Collected data entries:
• • • • •

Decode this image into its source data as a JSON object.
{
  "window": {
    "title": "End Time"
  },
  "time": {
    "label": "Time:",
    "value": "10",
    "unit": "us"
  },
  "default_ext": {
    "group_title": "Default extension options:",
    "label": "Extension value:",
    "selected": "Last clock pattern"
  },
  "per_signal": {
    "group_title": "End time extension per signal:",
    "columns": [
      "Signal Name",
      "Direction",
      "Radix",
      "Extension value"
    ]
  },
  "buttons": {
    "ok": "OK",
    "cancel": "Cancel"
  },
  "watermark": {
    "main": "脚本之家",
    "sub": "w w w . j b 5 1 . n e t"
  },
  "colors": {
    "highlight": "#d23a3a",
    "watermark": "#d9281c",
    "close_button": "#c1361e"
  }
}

• • • • •

> _Task brief_
Show the data once more, exactly as it was written.

> _Exercise result_
Decode this image into its source data as a JSON object.
{
  "window": {
    "title": "End Time"
  },
  "time": {
    "label": "Time:",
    "value": "10",
    "unit": "us"
  },
  "default_ext": {
    "group_title": "Default extension options:",
    "label": "Extension value:",
    "selected": "Last clock pattern"
  },
  "per_signal": {
    "group_title": "End time extension per signal:",
    "columns": [
      "Signal Name",
      "Direction",
      "Radix",
      "Extension value"
    ]
  },
  "buttons": {
    "ok": "OK",
    "cancel": "Cancel"
  },
  "watermark": {
    "main": "脚本之家",
    "sub": "w w w . j b 5 1 . n e t"
  },
  "colors": {
    "highlight": "#d23a3a",
    "watermark": "#d9281c",
    "close_button": "#c1361e"
  }
}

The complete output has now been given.